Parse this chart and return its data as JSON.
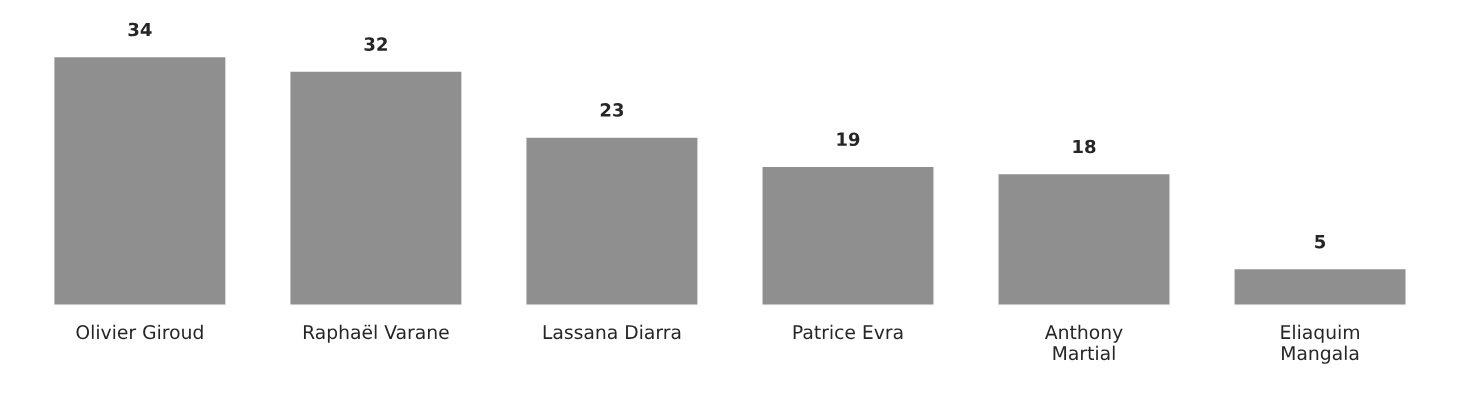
{
  "chart_data": {
    "type": "bar",
    "categories": [
      "Olivier Giroud",
      "Raphaël Varane",
      "Lassana Diarra",
      "Patrice Evra",
      "Anthony\nMartial",
      "Eliaquim\nMangala"
    ],
    "values": [
      34,
      32,
      23,
      19,
      18,
      5
    ],
    "color": "#8f8f8f",
    "data_labels": true,
    "grid": false,
    "legend": false
  }
}
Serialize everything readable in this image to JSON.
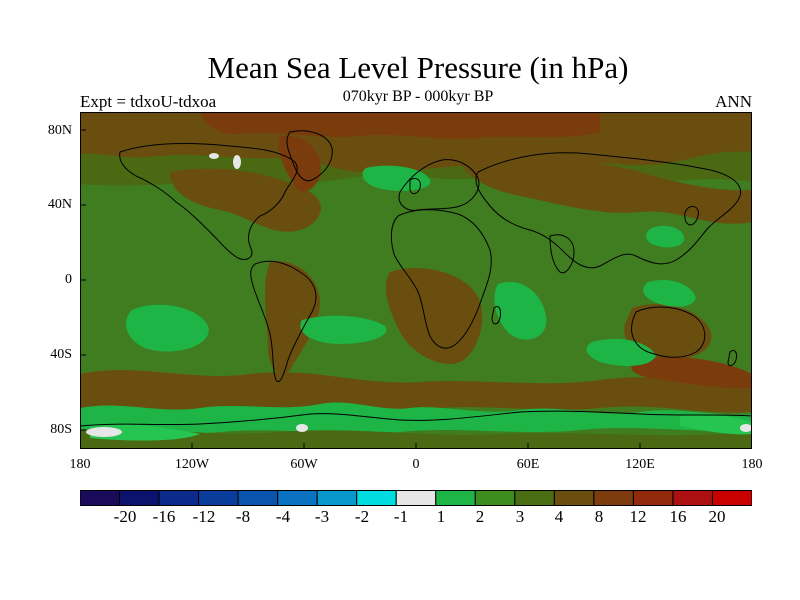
{
  "title": "Mean Sea Level Pressure (in hPa)",
  "subtitle": "070kyr BP - 000kyr BP",
  "left_label": "Expt = tdxoU-tdxoa",
  "right_label": "ANN",
  "lat_ticks": [
    "80N",
    "40N",
    "0",
    "40S",
    "80S"
  ],
  "lon_ticks": [
    "180",
    "120W",
    "60W",
    "0",
    "60E",
    "120E",
    "180"
  ],
  "colorbar": {
    "colors": [
      "#1a0a5a",
      "#0c136e",
      "#0c2a8a",
      "#0a3c9c",
      "#0a54ae",
      "#0a72c0",
      "#0898cc",
      "#00dce0",
      "#e6e6e6",
      "#1eb446",
      "#3c8c1e",
      "#4a6e14",
      "#6a4e10",
      "#7c3c0e",
      "#902a0a",
      "#ac1010",
      "#c80000"
    ],
    "labels": [
      "-20",
      "-16",
      "-12",
      "-8",
      "-4",
      "-3",
      "-2",
      "-1",
      "1",
      "2",
      "3",
      "4",
      "8",
      "12",
      "16",
      "20"
    ]
  },
  "map_colors": {
    "ocean_base": "#3f7d20",
    "band_3_4": "#4b6812",
    "band_4_8": "#6a4e10",
    "band_8_12": "#7a3c0c",
    "band_2_3": "#1eb446",
    "band_1_2_light": "#26c450",
    "band_neg": "#e6e6e6",
    "coast": "#000000"
  }
}
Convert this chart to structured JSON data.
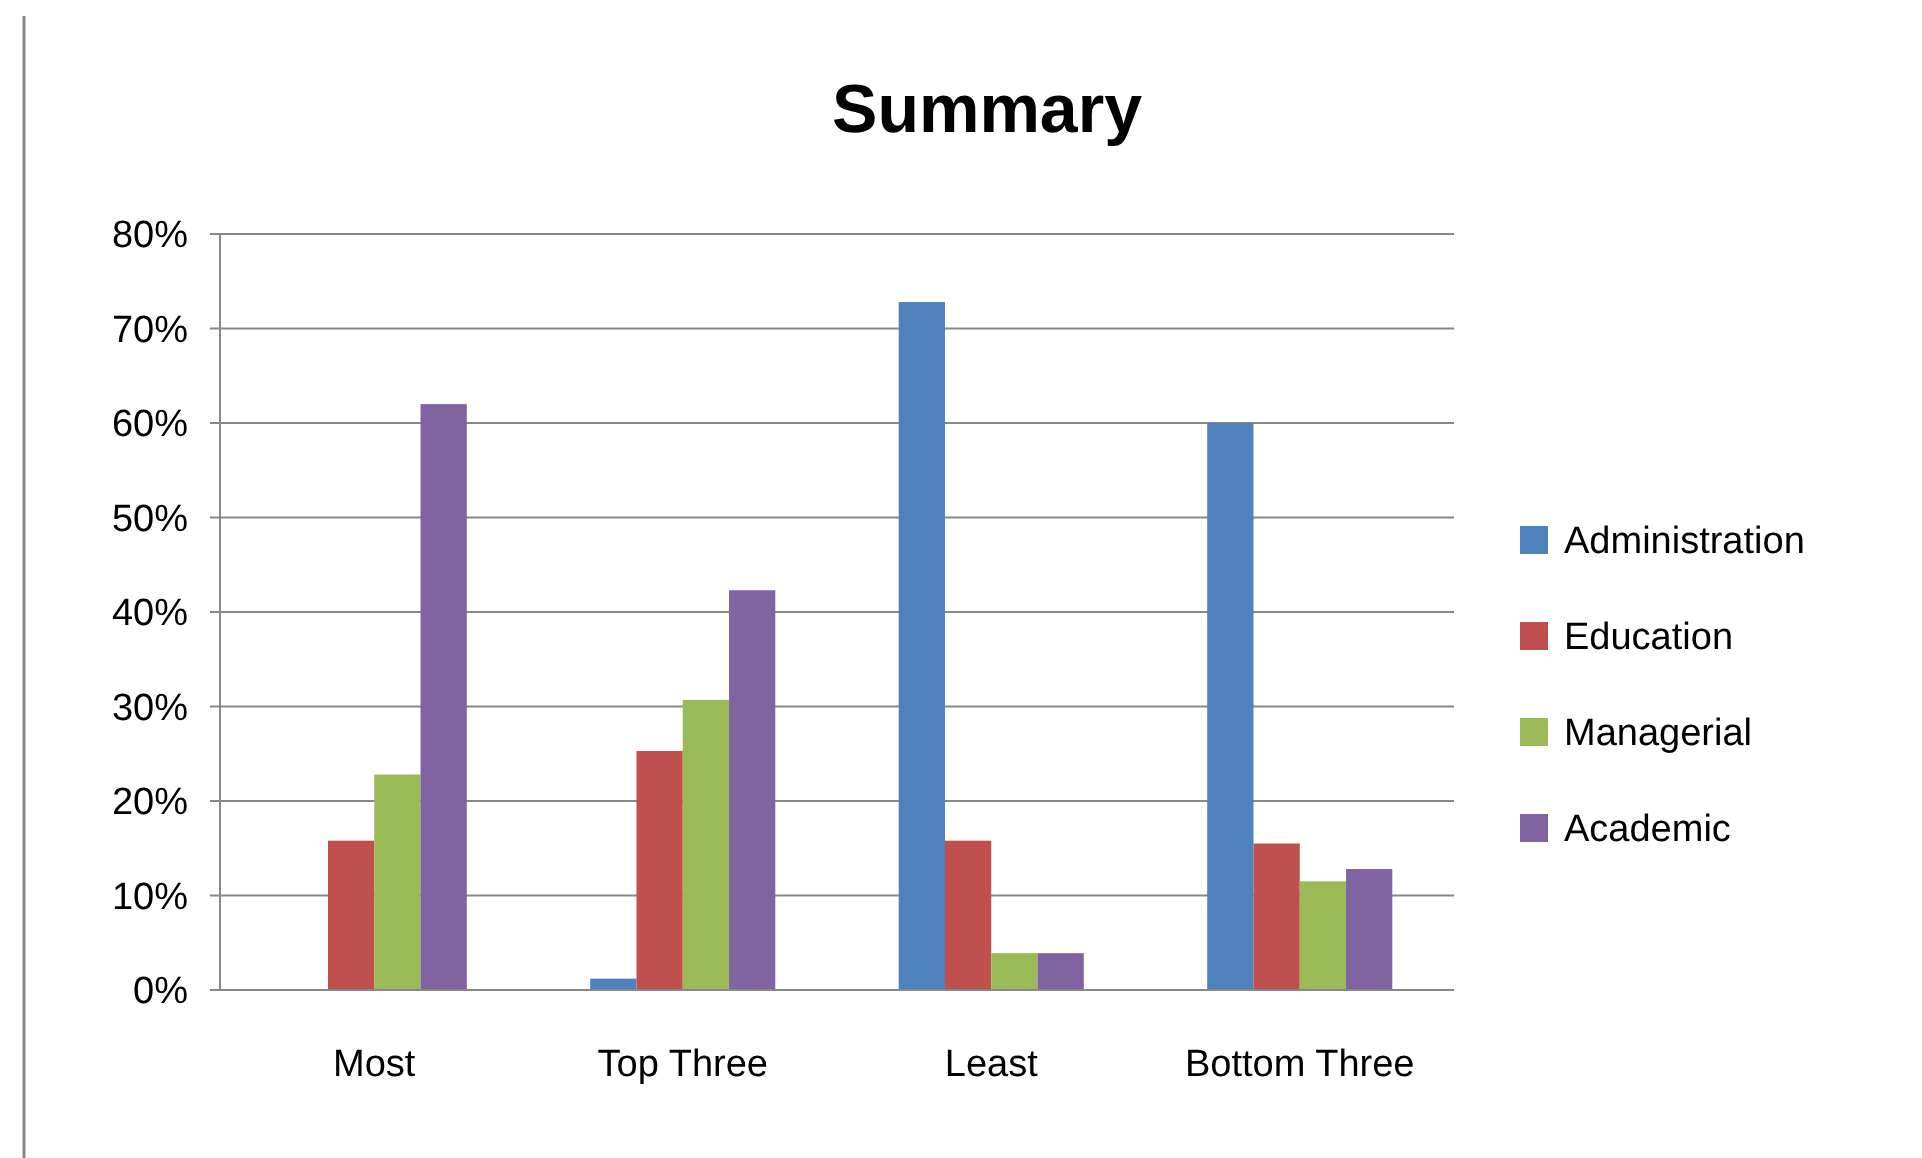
{
  "chart_data": {
    "type": "bar",
    "title": "Summary",
    "categories": [
      "Most",
      "Top Three",
      "Least",
      "Bottom Three"
    ],
    "series": [
      {
        "name": "Administration",
        "color": "#4f81bd",
        "values": [
          0,
          1.2,
          72.8,
          60
        ]
      },
      {
        "name": "Education",
        "color": "#c0504d",
        "values": [
          15.8,
          25.3,
          15.8,
          15.5
        ]
      },
      {
        "name": "Managerial",
        "color": "#9bbb59",
        "values": [
          22.8,
          30.7,
          3.9,
          11.5
        ]
      },
      {
        "name": "Academic",
        "color": "#8064a2",
        "values": [
          62,
          42.3,
          3.9,
          12.8
        ]
      }
    ],
    "ylim": [
      0,
      80
    ],
    "yticks": [
      {
        "value": 0,
        "label": "0%"
      },
      {
        "value": 10,
        "label": "10%"
      },
      {
        "value": 20,
        "label": "20%"
      },
      {
        "value": 30,
        "label": "30%"
      },
      {
        "value": 40,
        "label": "40%"
      },
      {
        "value": 50,
        "label": "50%"
      },
      {
        "value": 60,
        "label": "60%"
      },
      {
        "value": 70,
        "label": "70%"
      },
      {
        "value": 80,
        "label": "80%"
      }
    ],
    "grid": "y",
    "legend": "right"
  }
}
****************
# [TASK REQUIREMENTS]
Transcribe the complete set of entries verbatim. No pictures belong in the copy.

# [TASK OUTPUT]
Parse this chart and return its data as JSON.
{
  "chart_data": {
    "type": "bar",
    "categories": [
      "Olivier Giroud",
      "Raphaël Varane",
      "Lassana Diarra",
      "Patrice Evra",
      "Anthony\nMartial",
      "Eliaquim\nMangala"
    ],
    "values": [
      34,
      32,
      23,
      19,
      18,
      5
    ],
    "color": "#8f8f8f",
    "data_labels": true,
    "grid": false,
    "legend": false
  }
}
Serialize everything readable in this image to JSON.
{
  "title": "Mean Sea Level Pressure (in hPa)",
  "subtitle": "070kyr BP - 000kyr BP",
  "left_label": "Expt = tdxoU-tdxoa",
  "right_label": "ANN",
  "lat_ticks": [
    "80N",
    "40N",
    "0",
    "40S",
    "80S"
  ],
  "lon_ticks": [
    "180",
    "120W",
    "60W",
    "0",
    "60E",
    "120E",
    "180"
  ],
  "colorbar": {
    "colors": [
      "#1a0a5a",
      "#0c136e",
      "#0c2a8a",
      "#0a3c9c",
      "#0a54ae",
      "#0a72c0",
      "#0898cc",
      "#00dce0",
      "#e6e6e6",
      "#1eb446",
      "#3c8c1e",
      "#4a6e14",
      "#6a4e10",
      "#7c3c0e",
      "#902a0a",
      "#ac1010",
      "#c80000"
    ],
    "labels": [
      "-20",
      "-16",
      "-12",
      "-8",
      "-4",
      "-3",
      "-2",
      "-1",
      "1",
      "2",
      "3",
      "4",
      "8",
      "12",
      "16",
      "20"
    ]
  },
  "map_colors": {
    "ocean_base": "#3f7d20",
    "band_3_4": "#4b6812",
    "band_4_8": "#6a4e10",
    "band_8_12": "#7a3c0c",
    "band_2_3": "#1eb446",
    "band_1_2_light": "#26c450",
    "band_neg": "#e6e6e6",
    "coast": "#000000"
  }
}
Convert this chart to structured JSON data.
{
  "chart_data": {
    "type": "bar",
    "title": "Summary",
    "categories": [
      "Most",
      "Top Three",
      "Least",
      "Bottom Three"
    ],
    "series": [
      {
        "name": "Administration",
        "color": "#4f81bd",
        "values": [
          0,
          1.2,
          72.8,
          60
        ]
      },
      {
        "name": "Education",
        "color": "#c0504d",
        "values": [
          15.8,
          25.3,
          15.8,
          15.5
        ]
      },
      {
        "name": "Managerial",
        "color": "#9bbb59",
        "values": [
          22.8,
          30.7,
          3.9,
          11.5
        ]
      },
      {
        "name": "Academic",
        "color": "#8064a2",
        "values": [
          62,
          42.3,
          3.9,
          12.8
        ]
      }
    ],
    "ylim": [
      0,
      80
    ],
    "yticks": [
      {
        "value": 0,
        "label": "0%"
      },
      {
        "value": 10,
        "label": "10%"
      },
      {
        "value": 20,
        "label": "20%"
      },
      {
        "value": 30,
        "label": "30%"
      },
      {
        "value": 40,
        "label": "40%"
      },
      {
        "value": 50,
        "label": "50%"
      },
      {
        "value": 60,
        "label": "60%"
      },
      {
        "value": 70,
        "label": "70%"
      },
      {
        "value": 80,
        "label": "80%"
      }
    ],
    "grid": "y",
    "legend": "right"
  }
}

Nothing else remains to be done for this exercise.